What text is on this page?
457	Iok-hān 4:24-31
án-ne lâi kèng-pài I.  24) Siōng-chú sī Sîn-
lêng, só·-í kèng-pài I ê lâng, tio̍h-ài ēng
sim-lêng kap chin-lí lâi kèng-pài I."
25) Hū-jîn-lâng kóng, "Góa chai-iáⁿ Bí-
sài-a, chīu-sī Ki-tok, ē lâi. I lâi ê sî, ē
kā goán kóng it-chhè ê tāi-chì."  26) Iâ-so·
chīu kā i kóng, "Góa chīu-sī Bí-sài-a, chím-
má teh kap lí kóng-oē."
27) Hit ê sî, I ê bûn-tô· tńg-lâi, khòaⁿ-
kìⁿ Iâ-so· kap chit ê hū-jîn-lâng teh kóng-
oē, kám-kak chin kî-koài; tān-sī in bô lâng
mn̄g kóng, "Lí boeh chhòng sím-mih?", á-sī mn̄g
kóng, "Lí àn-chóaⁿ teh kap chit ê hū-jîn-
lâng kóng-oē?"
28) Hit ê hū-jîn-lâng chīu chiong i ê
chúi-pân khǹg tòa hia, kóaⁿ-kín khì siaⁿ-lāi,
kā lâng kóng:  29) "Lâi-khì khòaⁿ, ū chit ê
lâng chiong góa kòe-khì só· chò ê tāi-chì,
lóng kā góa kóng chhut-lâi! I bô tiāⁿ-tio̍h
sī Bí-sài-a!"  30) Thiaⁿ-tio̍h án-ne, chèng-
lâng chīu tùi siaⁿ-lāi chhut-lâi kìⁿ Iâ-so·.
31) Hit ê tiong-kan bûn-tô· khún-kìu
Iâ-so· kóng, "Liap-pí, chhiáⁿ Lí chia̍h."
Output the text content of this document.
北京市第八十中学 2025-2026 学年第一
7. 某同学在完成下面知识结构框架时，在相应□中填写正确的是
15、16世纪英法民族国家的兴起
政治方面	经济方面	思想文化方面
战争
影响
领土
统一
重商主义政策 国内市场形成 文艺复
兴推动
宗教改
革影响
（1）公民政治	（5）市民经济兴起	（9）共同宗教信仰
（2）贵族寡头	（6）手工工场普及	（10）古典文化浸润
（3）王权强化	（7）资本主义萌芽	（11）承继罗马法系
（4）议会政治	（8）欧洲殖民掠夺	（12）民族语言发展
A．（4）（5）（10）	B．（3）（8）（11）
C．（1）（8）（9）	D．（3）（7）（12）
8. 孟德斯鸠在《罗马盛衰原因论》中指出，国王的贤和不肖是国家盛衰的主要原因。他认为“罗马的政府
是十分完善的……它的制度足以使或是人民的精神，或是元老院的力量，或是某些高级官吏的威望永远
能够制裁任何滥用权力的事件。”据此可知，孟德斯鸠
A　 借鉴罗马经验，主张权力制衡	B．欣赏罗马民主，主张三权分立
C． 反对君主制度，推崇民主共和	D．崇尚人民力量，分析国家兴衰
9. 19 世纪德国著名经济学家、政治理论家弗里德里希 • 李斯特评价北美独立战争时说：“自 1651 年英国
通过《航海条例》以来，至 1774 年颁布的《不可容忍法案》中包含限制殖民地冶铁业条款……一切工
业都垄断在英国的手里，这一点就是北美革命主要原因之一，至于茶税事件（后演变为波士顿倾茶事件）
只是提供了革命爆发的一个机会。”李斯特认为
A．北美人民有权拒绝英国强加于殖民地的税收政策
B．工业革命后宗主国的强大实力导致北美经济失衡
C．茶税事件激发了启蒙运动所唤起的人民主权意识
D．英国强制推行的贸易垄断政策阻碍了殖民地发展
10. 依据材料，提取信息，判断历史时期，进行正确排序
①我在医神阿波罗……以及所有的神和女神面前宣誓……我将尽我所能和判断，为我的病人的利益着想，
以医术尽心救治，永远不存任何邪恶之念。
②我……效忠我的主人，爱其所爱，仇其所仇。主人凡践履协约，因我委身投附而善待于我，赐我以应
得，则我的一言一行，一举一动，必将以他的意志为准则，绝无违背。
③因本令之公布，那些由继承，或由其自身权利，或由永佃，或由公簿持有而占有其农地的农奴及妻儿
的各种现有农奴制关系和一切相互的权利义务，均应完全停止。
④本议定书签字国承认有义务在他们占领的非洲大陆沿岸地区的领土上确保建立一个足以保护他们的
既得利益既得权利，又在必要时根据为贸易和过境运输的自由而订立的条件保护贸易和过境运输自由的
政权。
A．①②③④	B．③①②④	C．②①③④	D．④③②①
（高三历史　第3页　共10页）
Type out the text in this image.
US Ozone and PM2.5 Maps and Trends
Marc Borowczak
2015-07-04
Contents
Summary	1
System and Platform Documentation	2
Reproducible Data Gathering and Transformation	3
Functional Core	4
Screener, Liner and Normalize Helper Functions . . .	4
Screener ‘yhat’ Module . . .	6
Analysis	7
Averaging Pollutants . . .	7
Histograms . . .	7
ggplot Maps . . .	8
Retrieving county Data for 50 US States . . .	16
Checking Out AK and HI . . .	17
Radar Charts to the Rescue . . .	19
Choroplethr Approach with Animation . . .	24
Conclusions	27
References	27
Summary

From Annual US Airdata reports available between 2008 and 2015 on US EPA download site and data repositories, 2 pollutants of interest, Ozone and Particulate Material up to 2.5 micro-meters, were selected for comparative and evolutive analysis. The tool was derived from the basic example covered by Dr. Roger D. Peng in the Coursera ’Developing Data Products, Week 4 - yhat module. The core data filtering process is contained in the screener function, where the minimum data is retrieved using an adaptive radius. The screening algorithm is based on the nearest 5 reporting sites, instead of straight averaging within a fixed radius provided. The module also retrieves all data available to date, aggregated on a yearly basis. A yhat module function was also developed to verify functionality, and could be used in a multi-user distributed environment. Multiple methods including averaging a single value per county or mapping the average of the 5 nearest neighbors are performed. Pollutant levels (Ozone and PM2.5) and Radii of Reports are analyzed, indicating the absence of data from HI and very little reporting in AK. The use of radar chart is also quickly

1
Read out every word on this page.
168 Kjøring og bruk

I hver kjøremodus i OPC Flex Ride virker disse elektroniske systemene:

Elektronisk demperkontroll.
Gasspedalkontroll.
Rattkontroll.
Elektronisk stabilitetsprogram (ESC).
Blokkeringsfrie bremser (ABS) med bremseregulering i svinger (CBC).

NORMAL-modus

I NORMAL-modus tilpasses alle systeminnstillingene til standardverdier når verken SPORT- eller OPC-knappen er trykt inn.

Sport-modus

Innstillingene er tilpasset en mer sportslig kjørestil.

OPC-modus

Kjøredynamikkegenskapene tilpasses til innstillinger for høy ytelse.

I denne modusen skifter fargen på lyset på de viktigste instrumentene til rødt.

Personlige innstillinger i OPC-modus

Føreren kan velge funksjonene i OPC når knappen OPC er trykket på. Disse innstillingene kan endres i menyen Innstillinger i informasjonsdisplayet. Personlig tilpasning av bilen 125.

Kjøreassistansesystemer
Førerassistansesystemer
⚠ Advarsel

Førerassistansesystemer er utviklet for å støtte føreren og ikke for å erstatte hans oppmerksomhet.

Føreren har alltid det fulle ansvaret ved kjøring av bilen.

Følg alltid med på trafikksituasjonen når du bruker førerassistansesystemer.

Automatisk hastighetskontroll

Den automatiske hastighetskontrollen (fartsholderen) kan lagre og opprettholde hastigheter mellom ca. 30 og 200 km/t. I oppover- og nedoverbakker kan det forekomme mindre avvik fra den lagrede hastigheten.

- [Stated task]
From the entries above, select each line containing the string "knappen".

- [Result]
I NORMAL-modus tilpasses alle systeminnstillingene til standardverdier når verken SPORT- eller OPC-knappen er trykt inn.
Føreren kan velge funksjonene i OPC når knappen OPC er trykket på. Disse innstillingene kan endres i menyen Innstillinger i informasjonsdisplayet. Personlig tilpasning av bilen 125.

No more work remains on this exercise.